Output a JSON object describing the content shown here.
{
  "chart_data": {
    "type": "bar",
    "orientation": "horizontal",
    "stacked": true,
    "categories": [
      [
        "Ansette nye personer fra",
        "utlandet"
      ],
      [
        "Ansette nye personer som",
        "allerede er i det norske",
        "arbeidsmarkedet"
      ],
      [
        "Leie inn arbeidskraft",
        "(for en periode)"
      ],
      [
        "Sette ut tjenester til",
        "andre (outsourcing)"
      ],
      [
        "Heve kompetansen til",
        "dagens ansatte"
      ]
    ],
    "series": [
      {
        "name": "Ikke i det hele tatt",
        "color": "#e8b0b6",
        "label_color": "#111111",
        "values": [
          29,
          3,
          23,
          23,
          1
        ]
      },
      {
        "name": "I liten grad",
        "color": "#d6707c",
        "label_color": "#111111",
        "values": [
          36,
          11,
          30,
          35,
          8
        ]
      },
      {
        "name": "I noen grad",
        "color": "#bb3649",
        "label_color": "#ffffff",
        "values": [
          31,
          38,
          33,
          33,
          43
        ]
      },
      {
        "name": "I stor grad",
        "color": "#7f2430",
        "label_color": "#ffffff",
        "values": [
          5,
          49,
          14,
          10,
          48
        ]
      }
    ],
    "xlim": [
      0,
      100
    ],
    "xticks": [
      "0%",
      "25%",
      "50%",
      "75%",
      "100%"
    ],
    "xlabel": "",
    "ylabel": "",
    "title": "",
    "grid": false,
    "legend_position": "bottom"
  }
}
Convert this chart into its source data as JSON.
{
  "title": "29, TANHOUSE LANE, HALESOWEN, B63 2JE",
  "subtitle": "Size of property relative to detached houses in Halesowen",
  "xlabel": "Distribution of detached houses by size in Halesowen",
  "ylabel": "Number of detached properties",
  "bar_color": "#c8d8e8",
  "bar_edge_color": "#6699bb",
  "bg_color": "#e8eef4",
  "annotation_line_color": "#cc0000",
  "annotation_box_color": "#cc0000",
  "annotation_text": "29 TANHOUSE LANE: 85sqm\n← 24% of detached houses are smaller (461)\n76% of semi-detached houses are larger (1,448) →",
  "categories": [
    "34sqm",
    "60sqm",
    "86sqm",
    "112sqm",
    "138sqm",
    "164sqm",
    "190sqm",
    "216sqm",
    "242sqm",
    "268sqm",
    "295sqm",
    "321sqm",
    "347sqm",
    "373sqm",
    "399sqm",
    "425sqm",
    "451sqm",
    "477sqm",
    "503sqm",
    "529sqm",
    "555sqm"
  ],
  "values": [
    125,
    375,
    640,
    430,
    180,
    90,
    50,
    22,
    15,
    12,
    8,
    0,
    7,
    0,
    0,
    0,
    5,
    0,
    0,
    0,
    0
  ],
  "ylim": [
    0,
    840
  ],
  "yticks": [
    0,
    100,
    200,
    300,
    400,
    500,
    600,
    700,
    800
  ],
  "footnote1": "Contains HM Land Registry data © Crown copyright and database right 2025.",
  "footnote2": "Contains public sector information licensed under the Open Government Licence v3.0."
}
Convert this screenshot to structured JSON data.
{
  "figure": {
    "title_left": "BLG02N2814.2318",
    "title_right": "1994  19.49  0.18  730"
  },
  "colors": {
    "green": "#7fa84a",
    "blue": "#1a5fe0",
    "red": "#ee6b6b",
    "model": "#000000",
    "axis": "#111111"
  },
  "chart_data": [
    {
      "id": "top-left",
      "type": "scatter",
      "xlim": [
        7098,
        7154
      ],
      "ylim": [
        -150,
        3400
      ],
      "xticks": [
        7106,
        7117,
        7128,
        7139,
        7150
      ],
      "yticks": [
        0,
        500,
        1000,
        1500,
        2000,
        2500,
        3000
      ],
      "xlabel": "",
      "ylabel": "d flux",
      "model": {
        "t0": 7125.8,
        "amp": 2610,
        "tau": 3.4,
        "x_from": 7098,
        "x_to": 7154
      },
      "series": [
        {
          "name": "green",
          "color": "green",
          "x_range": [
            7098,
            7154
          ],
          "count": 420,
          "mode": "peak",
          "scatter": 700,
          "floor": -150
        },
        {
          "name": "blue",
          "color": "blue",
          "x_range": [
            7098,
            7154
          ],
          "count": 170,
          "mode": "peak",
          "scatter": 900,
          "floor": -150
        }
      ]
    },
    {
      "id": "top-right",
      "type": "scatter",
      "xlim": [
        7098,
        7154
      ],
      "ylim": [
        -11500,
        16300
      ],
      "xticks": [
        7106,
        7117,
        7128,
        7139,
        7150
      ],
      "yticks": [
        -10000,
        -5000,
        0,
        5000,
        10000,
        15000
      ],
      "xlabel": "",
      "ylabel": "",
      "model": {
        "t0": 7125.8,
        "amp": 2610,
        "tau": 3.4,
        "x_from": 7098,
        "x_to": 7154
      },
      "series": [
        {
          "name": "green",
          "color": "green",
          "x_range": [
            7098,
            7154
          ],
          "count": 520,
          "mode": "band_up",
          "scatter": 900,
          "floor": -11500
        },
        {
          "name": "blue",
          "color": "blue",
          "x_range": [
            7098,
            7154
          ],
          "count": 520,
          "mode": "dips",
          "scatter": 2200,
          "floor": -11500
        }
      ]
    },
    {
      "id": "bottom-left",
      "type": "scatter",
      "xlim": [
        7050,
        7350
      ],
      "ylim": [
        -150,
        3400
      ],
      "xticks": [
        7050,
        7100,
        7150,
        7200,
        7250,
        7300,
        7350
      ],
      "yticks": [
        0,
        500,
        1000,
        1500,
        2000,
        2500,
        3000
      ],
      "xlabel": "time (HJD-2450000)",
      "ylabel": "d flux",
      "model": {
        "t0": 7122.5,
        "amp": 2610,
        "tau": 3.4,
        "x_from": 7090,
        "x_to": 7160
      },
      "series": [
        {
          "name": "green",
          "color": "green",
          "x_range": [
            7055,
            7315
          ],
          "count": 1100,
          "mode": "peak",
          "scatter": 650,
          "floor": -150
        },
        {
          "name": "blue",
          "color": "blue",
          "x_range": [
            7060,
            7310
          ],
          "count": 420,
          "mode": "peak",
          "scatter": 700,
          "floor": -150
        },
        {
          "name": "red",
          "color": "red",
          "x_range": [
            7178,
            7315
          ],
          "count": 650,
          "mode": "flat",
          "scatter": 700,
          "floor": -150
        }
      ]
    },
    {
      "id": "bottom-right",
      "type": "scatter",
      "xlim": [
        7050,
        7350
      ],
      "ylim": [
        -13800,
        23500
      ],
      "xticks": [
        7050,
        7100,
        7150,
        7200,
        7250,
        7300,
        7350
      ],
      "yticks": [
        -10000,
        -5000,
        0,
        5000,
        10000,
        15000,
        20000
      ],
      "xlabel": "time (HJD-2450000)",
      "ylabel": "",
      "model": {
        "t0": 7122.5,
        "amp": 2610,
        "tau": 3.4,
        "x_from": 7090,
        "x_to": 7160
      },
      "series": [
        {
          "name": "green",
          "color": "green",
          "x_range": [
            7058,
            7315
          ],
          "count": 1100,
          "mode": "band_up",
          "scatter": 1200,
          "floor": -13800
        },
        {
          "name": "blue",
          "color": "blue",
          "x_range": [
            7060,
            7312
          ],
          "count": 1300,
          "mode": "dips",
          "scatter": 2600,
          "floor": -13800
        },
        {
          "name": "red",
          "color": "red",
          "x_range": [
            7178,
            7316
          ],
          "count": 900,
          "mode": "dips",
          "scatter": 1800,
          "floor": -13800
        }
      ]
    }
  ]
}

[DIRECTIONS FOR THIS TASK] Copy out the whole listing, exactly as written.

[REPLY]
Output a JSON object describing the content shown here.
{
  "chart_data": {
    "type": "bar",
    "orientation": "horizontal",
    "stacked": true,
    "categories": [
      [
        "Ansette nye personer fra",
        "utlandet"
      ],
      [
        "Ansette nye personer som",
        "allerede er i det norske",
        "arbeidsmarkedet"
      ],
      [
        "Leie inn arbeidskraft",
        "(for en periode)"
      ],
      [
        "Sette ut tjenester til",
        "andre (outsourcing)"
      ],
      [
        "Heve kompetansen til",
        "dagens ansatte"
      ]
    ],
    "series": [
      {
        "name": "Ikke i det hele tatt",
        "color": "#e8b0b6",
        "label_color": "#111111",
        "values": [
          29,
          3,
          23,
          23,
          1
        ]
      },
      {
        "name": "I liten grad",
        "color": "#d6707c",
        "label_color": "#111111",
        "values": [
          36,
          11,
          30,
          35,
          8
        ]
      },
      {
        "name": "I noen grad",
        "color": "#bb3649",
        "label_color": "#ffffff",
        "values": [
          31,
          38,
          33,
          33,
          43
        ]
      },
      {
        "name": "I stor grad",
        "color": "#7f2430",
        "label_color": "#ffffff",
        "values": [
          5,
          49,
          14,
          10,
          48
        ]
      }
    ],
    "xlim": [
      0,
      100
    ],
    "xticks": [
      "0%",
      "25%",
      "50%",
      "75%",
      "100%"
    ],
    "xlabel": "",
    "ylabel": "",
    "title": "",
    "grid": false,
    "legend_position": "bottom"
  }
}
Convert this chart into its source data as JSON.
{
  "title": "29, TANHOUSE LANE, HALESOWEN, B63 2JE",
  "subtitle": "Size of property relative to detached houses in Halesowen",
  "xlabel": "Distribution of detached houses by size in Halesowen",
  "ylabel": "Number of detached properties",
  "bar_color": "#c8d8e8",
  "bar_edge_color": "#6699bb",
  "bg_color": "#e8eef4",
  "annotation_line_color": "#cc0000",
  "annotation_box_color": "#cc0000",
  "annotation_text": "29 TANHOUSE LANE: 85sqm\n← 24% of detached houses are smaller (461)\n76% of semi-detached houses are larger (1,448) →",
  "categories": [
    "34sqm",
    "60sqm",
    "86sqm",
    "112sqm",
    "138sqm",
    "164sqm",
    "190sqm",
    "216sqm",
    "242sqm",
    "268sqm",
    "295sqm",
    "321sqm",
    "347sqm",
    "373sqm",
    "399sqm",
    "425sqm",
    "451sqm",
    "477sqm",
    "503sqm",
    "529sqm",
    "555sqm"
  ],
  "values": [
    125,
    375,
    640,
    430,
    180,
    90,
    50,
    22,
    15,
    12,
    8,
    0,
    7,
    0,
    0,
    0,
    5,
    0,
    0,
    0,
    0
  ],
  "ylim": [
    0,
    840
  ],
  "yticks": [
    0,
    100,
    200,
    300,
    400,
    500,
    600,
    700,
    800
  ],
  "footnote1": "Contains HM Land Registry data © Crown copyright and database right 2025.",
  "footnote2": "Contains public sector information licensed under the Open Government Licence v3.0."
}
Convert this screenshot to structured JSON data.
{
  "figure": {
    "title_left": "BLG02N2814.2318",
    "title_right": "1994  19.49  0.18  730"
  },
  "colors": {
    "green": "#7fa84a",
    "blue": "#1a5fe0",
    "red": "#ee6b6b",
    "model": "#000000",
    "axis": "#111111"
  },
  "chart_data": [
    {
      "id": "top-left",
      "type": "scatter",
      "xlim": [
        7098,
        7154
      ],
      "ylim": [
        -150,
        3400
      ],
      "xticks": [
        7106,
        7117,
        7128,
        7139,
        7150
      ],
      "yticks": [
        0,
        500,
        1000,
        1500,
        2000,
        2500,
        3000
      ],
      "xlabel": "",
      "ylabel": "d flux",
      "model": {
        "t0": 7125.8,
        "amp": 2610,
        "tau": 3.4,
        "x_from": 7098,
        "x_to": 7154
      },
      "series": [
        {
          "name": "green",
          "color": "green",
          "x_range": [
            7098,
            7154
          ],
          "count": 420,
          "mode": "peak",
          "scatter": 700,
          "floor": -150
        },
        {
          "name": "blue",
          "color": "blue",
          "x_range": [
            7098,
            7154
          ],
          "count": 170,
          "mode": "peak",
          "scatter": 900,
          "floor": -150
        }
      ]
    },
    {
      "id": "top-right",
      "type": "scatter",
      "xlim": [
        7098,
        7154
      ],
      "ylim": [
        -11500,
        16300
      ],
      "xticks": [
        7106,
        7117,
        7128,
        7139,
        7150
      ],
      "yticks": [
        -10000,
        -5000,
        0,
        5000,
        10000,
        15000
      ],
      "xlabel": "",
      "ylabel": "",
      "model": {
        "t0": 7125.8,
        "amp": 2610,
        "tau": 3.4,
        "x_from": 7098,
        "x_to": 7154
      },
      "series": [
        {
          "name": "green",
          "color": "green",
          "x_range": [
            7098,
            7154
          ],
          "count": 520,
          "mode": "band_up",
          "scatter": 900,
          "floor": -11500
        },
        {
          "name": "blue",
          "color": "blue",
          "x_range": [
            7098,
            7154
          ],
          "count": 520,
          "mode": "dips",
          "scatter": 2200,
          "floor": -11500
        }
      ]
    },
    {
      "id": "bottom-left",
      "type": "scatter",
      "xlim": [
        7050,
        7350
      ],
      "ylim": [
        -150,
        3400
      ],
      "xticks": [
        7050,
        7100,
        7150,
        7200,
        7250,
        7300,
        7350
      ],
      "yticks": [
        0,
        500,
        1000,
        1500,
        2000,
        2500,
        3000
      ],
      "xlabel": "time (HJD-2450000)",
      "ylabel": "d flux",
      "model": {
        "t0": 7122.5,
        "amp": 2610,
        "tau": 3.4,
        "x_from": 7090,
        "x_to": 7160
      },
      "series": [
        {
          "name": "green",
          "color": "green",
          "x_range": [
            7055,
            7315
          ],
          "count": 1100,
          "mode": "peak",
          "scatter": 650,
          "floor": -150
        },
        {
          "name": "blue",
          "color": "blue",
          "x_range": [
            7060,
            7310
          ],
          "count": 420,
          "mode": "peak",
          "scatter": 700,
          "floor": -150
        },
        {
          "name": "red",
          "color": "red",
          "x_range": [
            7178,
            7315
          ],
          "count": 650,
          "mode": "flat",
          "scatter": 700,
          "floor": -150
        }
      ]
    },
    {
      "id": "bottom-right",
      "type": "scatter",
      "xlim": [
        7050,
        7350
      ],
      "ylim": [
        -13800,
        23500
      ],
      "xticks": [
        7050,
        7100,
        7150,
        7200,
        7250,
        7300,
        7350
      ],
      "yticks": [
        -10000,
        -5000,
        0,
        5000,
        10000,
        15000,
        20000
      ],
      "xlabel": "time (HJD-2450000)",
      "ylabel": "",
      "model": {
        "t0": 7122.5,
        "amp": 2610,
        "tau": 3.4,
        "x_from": 7090,
        "x_to": 7160
      },
      "series": [
        {
          "name": "green",
          "color": "green",
          "x_range": [
            7058,
            7315
          ],
          "count": 1100,
          "mode": "band_up",
          "scatter": 1200,
          "floor": -13800
        },
        {
          "name": "blue",
          "color": "blue",
          "x_range": [
            7060,
            7312
          ],
          "count": 1300,
          "mode": "dips",
          "scatter": 2600,
          "floor": -13800
        },
        {
          "name": "red",
          "color": "red",
          "x_range": [
            7178,
            7316
          ],
          "count": 900,
          "mode": "dips",
          "scatter": 1800,
          "floor": -13800
        }
      ]
    }
  ]
}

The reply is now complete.